EXTRACTED MATERIAL:

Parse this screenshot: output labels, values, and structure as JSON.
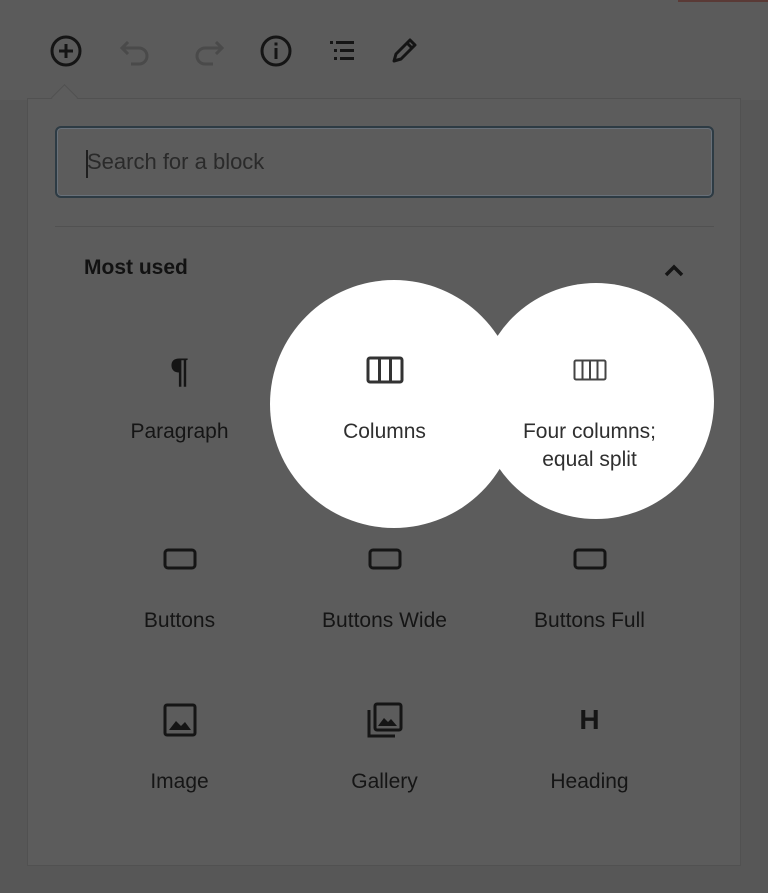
{
  "toolbar": {
    "items": [
      {
        "name": "add-block-icon"
      },
      {
        "name": "undo-icon"
      },
      {
        "name": "redo-icon"
      },
      {
        "name": "info-icon"
      },
      {
        "name": "outline-icon"
      },
      {
        "name": "edit-icon"
      }
    ]
  },
  "search": {
    "placeholder": "Search for a block",
    "value": ""
  },
  "section": {
    "title": "Most used",
    "collapse_icon": "chevron-up-icon"
  },
  "blocks": [
    {
      "label": "Paragraph",
      "icon": "paragraph-icon",
      "highlighted": false
    },
    {
      "label": "Columns",
      "icon": "columns-icon",
      "highlighted": true
    },
    {
      "label": "Four columns; equal split",
      "icon": "four-columns-icon",
      "highlighted": true
    },
    {
      "label": "Buttons",
      "icon": "button-icon",
      "highlighted": false
    },
    {
      "label": "Buttons Wide",
      "icon": "button-icon",
      "highlighted": false
    },
    {
      "label": "Buttons Full",
      "icon": "button-icon",
      "highlighted": false
    },
    {
      "label": "Image",
      "icon": "image-icon",
      "highlighted": false
    },
    {
      "label": "Gallery",
      "icon": "gallery-icon",
      "highlighted": false
    },
    {
      "label": "Heading",
      "icon": "heading-icon",
      "highlighted": false
    }
  ],
  "four_columns_label_lines": [
    "Four columns;",
    "equal split"
  ],
  "heading_icon_glyph": "H",
  "paragraph_icon_glyph": "¶",
  "colors": {
    "overlay": "#585858",
    "spotlight": "#ffffff",
    "search_border": "#2d3b44"
  }
}
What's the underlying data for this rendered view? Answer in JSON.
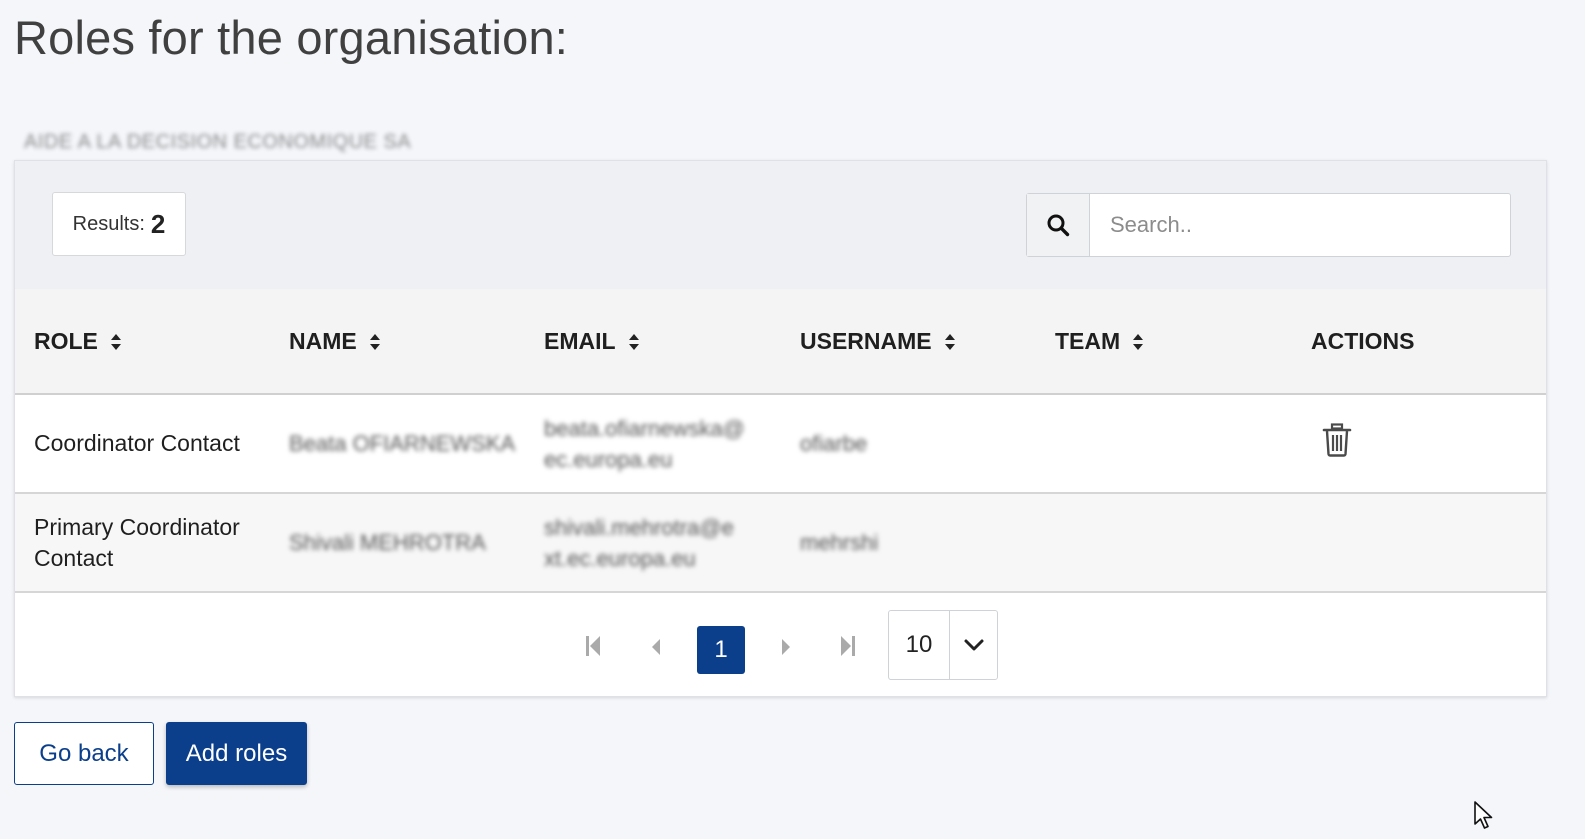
{
  "page": {
    "title": "Roles for the organisation:",
    "organisation_name": "AIDE A LA DECISION ECONOMIQUE SA"
  },
  "toolbar": {
    "results_label": "Results:",
    "results_count": "2",
    "search_placeholder": "Search.."
  },
  "table": {
    "headers": {
      "role": "ROLE",
      "name": "NAME",
      "email": "EMAIL",
      "username": "USERNAME",
      "team": "TEAM",
      "actions": "ACTIONS"
    },
    "rows": [
      {
        "role": "Coordinator Contact",
        "name": "Beata OFIARNEWSKA",
        "email_line1": "beata.ofiarnewska@",
        "email_line2": "ec.europa.eu",
        "username": "ofiarbe",
        "team": "",
        "action_icon": "trash-icon"
      },
      {
        "role_line1": "Primary Coordinator",
        "role_line2": "Contact",
        "name": "Shivali MEHROTRA",
        "email_line1": "shivali.mehrotra@e",
        "email_line2": "xt.ec.europa.eu",
        "username": "mehrshi",
        "team": ""
      }
    ]
  },
  "pagination": {
    "current_page": "1",
    "page_size": "10"
  },
  "buttons": {
    "go_back": "Go back",
    "add_roles": "Add roles"
  },
  "colors": {
    "primary": "#0b3f8c",
    "background": "#f4f6fa",
    "toolbar_bg": "#eef0f3"
  }
}
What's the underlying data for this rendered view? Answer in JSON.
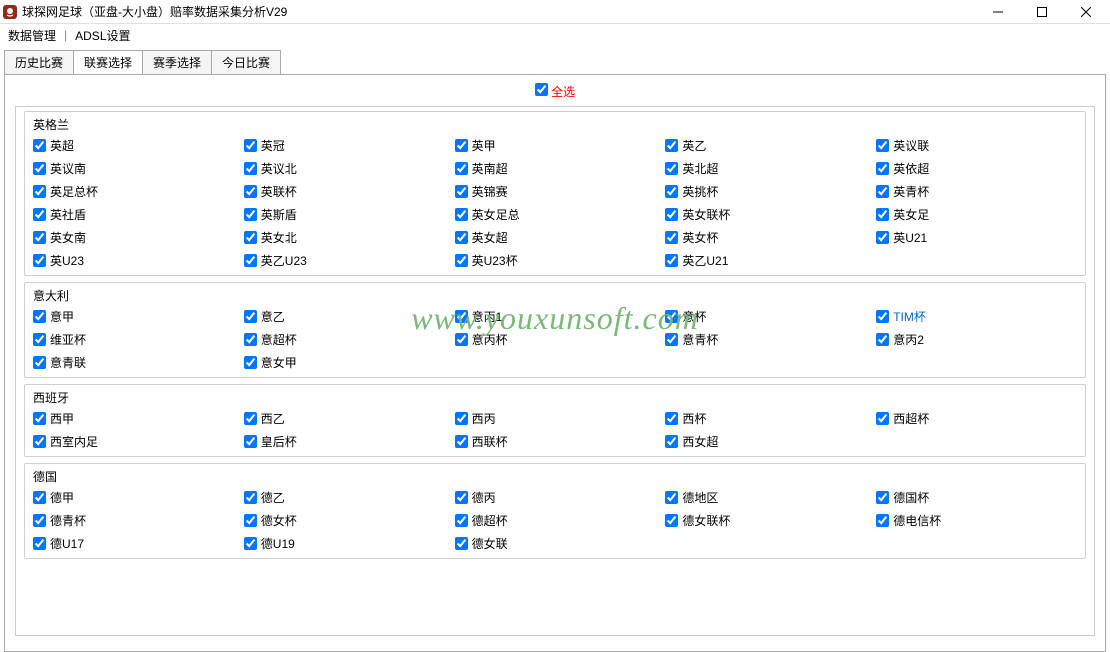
{
  "window": {
    "title": "球探网足球（亚盘-大小盘）赔率数据采集分析V29"
  },
  "menu": {
    "data_mgmt": "数据管理",
    "adsl": "ADSL设置"
  },
  "tabs": [
    {
      "label": "历史比赛"
    },
    {
      "label": "联赛选择"
    },
    {
      "label": "赛季选择"
    },
    {
      "label": "今日比赛"
    }
  ],
  "selectall_label": "全选",
  "groups": [
    {
      "title": "英格兰",
      "items": [
        {
          "label": "英超"
        },
        {
          "label": "英冠"
        },
        {
          "label": "英甲"
        },
        {
          "label": "英乙"
        },
        {
          "label": "英议联"
        },
        {
          "label": "英议南"
        },
        {
          "label": "英议北"
        },
        {
          "label": "英南超"
        },
        {
          "label": "英北超"
        },
        {
          "label": "英依超"
        },
        {
          "label": "英足总杯"
        },
        {
          "label": "英联杯"
        },
        {
          "label": "英锦赛"
        },
        {
          "label": "英挑杯"
        },
        {
          "label": "英青杯"
        },
        {
          "label": "英社盾"
        },
        {
          "label": "英斯盾"
        },
        {
          "label": "英女足总"
        },
        {
          "label": "英女联杯"
        },
        {
          "label": "英女足"
        },
        {
          "label": "英女南"
        },
        {
          "label": "英女北"
        },
        {
          "label": "英女超"
        },
        {
          "label": "英女杯"
        },
        {
          "label": "英U21"
        },
        {
          "label": "英U23"
        },
        {
          "label": "英乙U23"
        },
        {
          "label": "英U23杯"
        },
        {
          "label": "英乙U21"
        }
      ]
    },
    {
      "title": "意大利",
      "items": [
        {
          "label": "意甲"
        },
        {
          "label": "意乙"
        },
        {
          "label": "意丙1"
        },
        {
          "label": "意杯"
        },
        {
          "label": "TIM杯",
          "highlight": true
        },
        {
          "label": "维亚杯"
        },
        {
          "label": "意超杯"
        },
        {
          "label": "意丙杯"
        },
        {
          "label": "意青杯"
        },
        {
          "label": "意丙2"
        },
        {
          "label": "意青联"
        },
        {
          "label": "意女甲"
        }
      ]
    },
    {
      "title": "西班牙",
      "items": [
        {
          "label": "西甲"
        },
        {
          "label": "西乙"
        },
        {
          "label": "西丙"
        },
        {
          "label": "西杯"
        },
        {
          "label": "西超杯"
        },
        {
          "label": "西室内足"
        },
        {
          "label": "皇后杯"
        },
        {
          "label": "西联杯"
        },
        {
          "label": "西女超"
        }
      ]
    },
    {
      "title": "德国",
      "items": [
        {
          "label": "德甲"
        },
        {
          "label": "德乙"
        },
        {
          "label": "德丙"
        },
        {
          "label": "德地区"
        },
        {
          "label": "德国杯"
        },
        {
          "label": "德青杯"
        },
        {
          "label": "德女杯"
        },
        {
          "label": "德超杯"
        },
        {
          "label": "德女联杯"
        },
        {
          "label": "德电信杯"
        },
        {
          "label": "德U17"
        },
        {
          "label": "德U19"
        },
        {
          "label": "德女联"
        }
      ]
    }
  ],
  "watermark": "www.youxunsoft.com"
}
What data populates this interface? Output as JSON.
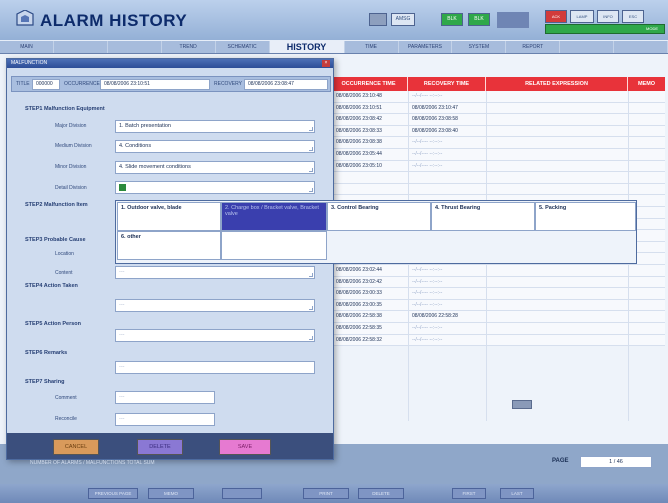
{
  "header": {
    "title": "ALARM HISTORY",
    "buttons": [
      "AMSG",
      "BLK",
      "BLK"
    ],
    "right_buttons": [
      "ACK",
      "LAMP",
      "INFO",
      "ESC"
    ],
    "mode": "MODE",
    "colors": {
      "green": "#2fa84a",
      "red": "#d23b3b",
      "blue": "#1f3fa6"
    }
  },
  "tabs": [
    "MAIN",
    "",
    "",
    "TREND",
    "SCHEMATIC",
    "HISTORY",
    "TIME",
    "PARAMETERS",
    "SYSTEM",
    "REPORT",
    "",
    ""
  ],
  "table": {
    "headers": [
      "OCCURRENCE TIME",
      "RECOVERY TIME",
      "RELATED EXPRESSION",
      "MEMO"
    ],
    "rows": [
      {
        "occ": "08/08/2006 23:10:48",
        "rec": "--/--/---- --:--:--",
        "recovered": false
      },
      {
        "occ": "08/08/2006 23:10:51",
        "rec": "08/08/2006 23:10:47",
        "recovered": true
      },
      {
        "occ": "08/08/2006 23:08:42",
        "rec": "08/08/2006 23:08:58",
        "recovered": true
      },
      {
        "occ": "08/08/2006 23:08:33",
        "rec": "08/08/2006 23:08:40",
        "recovered": true
      },
      {
        "occ": "08/08/2006 23:08:38",
        "rec": "--/--/---- --:--:--",
        "recovered": false
      },
      {
        "occ": "08/08/2006 23:05:44",
        "rec": "--/--/---- --:--:--",
        "recovered": false
      },
      {
        "occ": "08/08/2006 23:05:10",
        "rec": "--/--/---- --:--:--",
        "recovered": false
      },
      {
        "occ": "",
        "rec": "",
        "recovered": false
      },
      {
        "occ": "",
        "rec": "",
        "recovered": false
      },
      {
        "occ": "",
        "rec": "",
        "recovered": false
      },
      {
        "occ": "",
        "rec": "",
        "recovered": false
      },
      {
        "occ": "",
        "rec": "",
        "recovered": false
      },
      {
        "occ": "",
        "rec": "",
        "recovered": false
      },
      {
        "occ": "08/08/2006 23:08:18",
        "rec": "--/--/---- --:--:--",
        "recovered": false
      },
      {
        "occ": "08/08/2006 23:08:41",
        "rec": "--/--/---- --:--:--",
        "recovered": false
      },
      {
        "occ": "08/08/2006 23:02:44",
        "rec": "--/--/---- --:--:--",
        "recovered": false
      },
      {
        "occ": "08/08/2006 23:02:42",
        "rec": "--/--/---- --:--:--",
        "recovered": false
      },
      {
        "occ": "08/08/2006 23:00:33",
        "rec": "--/--/---- --:--:--",
        "recovered": false
      },
      {
        "occ": "08/08/2006 23:00:35",
        "rec": "--/--/---- --:--:--",
        "recovered": false
      },
      {
        "occ": "08/08/2006 22:58:38",
        "rec": "08/08/2006 22:58:28",
        "recovered": true
      },
      {
        "occ": "08/08/2006 22:58:35",
        "rec": "--/--/---- --:--:--",
        "recovered": false
      },
      {
        "occ": "08/08/2006 22:58:32",
        "rec": "--/--/---- --:--:--",
        "recovered": false
      }
    ]
  },
  "dialog": {
    "title": "MALFUNCTION",
    "filter": {
      "title_label": "TITLE",
      "title_value": "000000",
      "occ_label": "OCCURRENCE",
      "occ_value": "08/08/2006 23:10:51",
      "rec_label": "RECOVERY",
      "rec_value": "08/08/2006 23:08:47"
    },
    "step1": {
      "label": "STEP1  Malfunction Equipment",
      "fields": [
        {
          "label": "Major Division",
          "value": "1. Batch presentation"
        },
        {
          "label": "Medium Division",
          "value": "4. Conditions"
        },
        {
          "label": "Minor Division",
          "value": "4. Slide movement conditions"
        },
        {
          "label": "Detail Division",
          "value": ""
        }
      ]
    },
    "step2": {
      "label": "STEP2  Malfunction Item"
    },
    "step3": {
      "label": "STEP3  Probable Cause",
      "sub1": "Location",
      "sub2": "Content",
      "content_value": "---"
    },
    "step4": {
      "label": "STEP4  Action Taken",
      "value": "---"
    },
    "step5": {
      "label": "STEP5  Action Person",
      "value": "---"
    },
    "step6": {
      "label": "STEP6  Remarks",
      "value": "---"
    },
    "step7": {
      "label": "STEP7  Sharing",
      "sub1": "Comment",
      "sub2": "Reconcile",
      "v1": "---",
      "v2": "---"
    },
    "buttons": {
      "cancel": "CANCEL",
      "delete": "DELETE",
      "save": "SAVE"
    }
  },
  "popup": {
    "items": [
      "1. Outdoor valve, blade",
      "2. Charge box / Bracket valve, Bracket valve",
      "3. Control Bearing",
      "4. Thrust Bearing",
      "5. Packing",
      "6. other",
      ""
    ]
  },
  "status_line": "NUMBER OF ALARMS / MALFUNCTIONS    TOTAL    SUM",
  "page": {
    "label": "PAGE",
    "value": "1 / 46"
  },
  "footer_buttons": [
    "PREVIOUS PAGE",
    "MEMO",
    "",
    "PRINT",
    "DELETE",
    "FIRST",
    "LAST"
  ]
}
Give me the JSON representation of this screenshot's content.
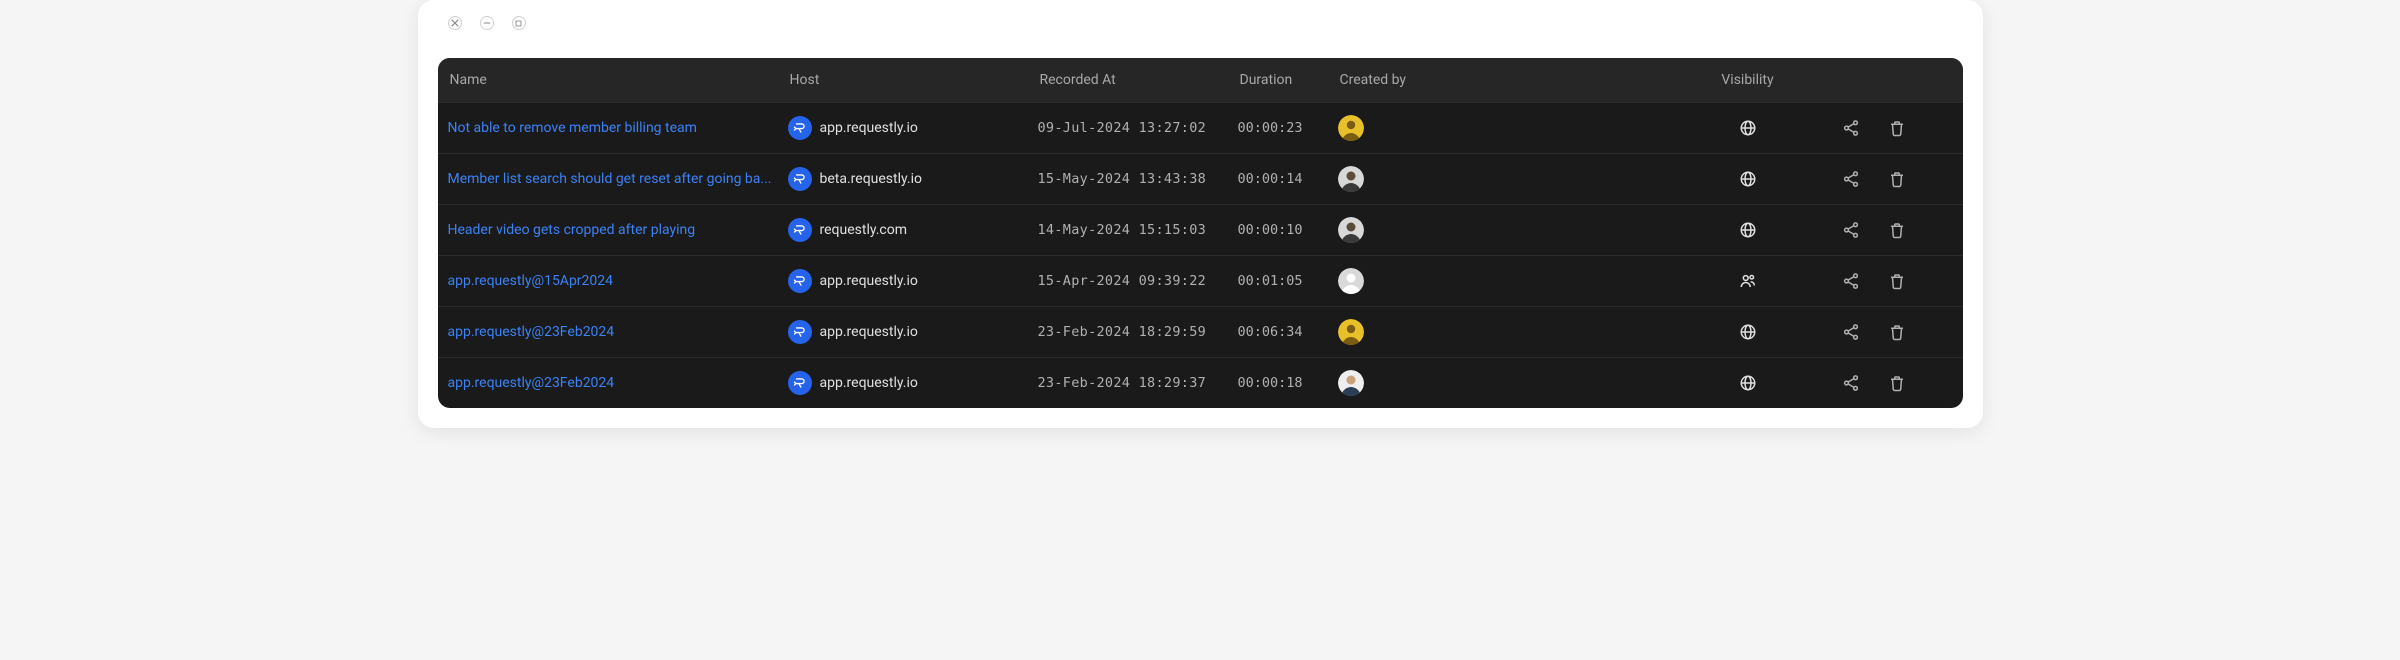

TASK BRIEF: Identify and list each line with the word "Division".

RESULT OF THIS EXERCISE:
          "label": "Major Division",
          "label": "Medium Division",
          "label": "Minor Division",
          "label": "Detail Division",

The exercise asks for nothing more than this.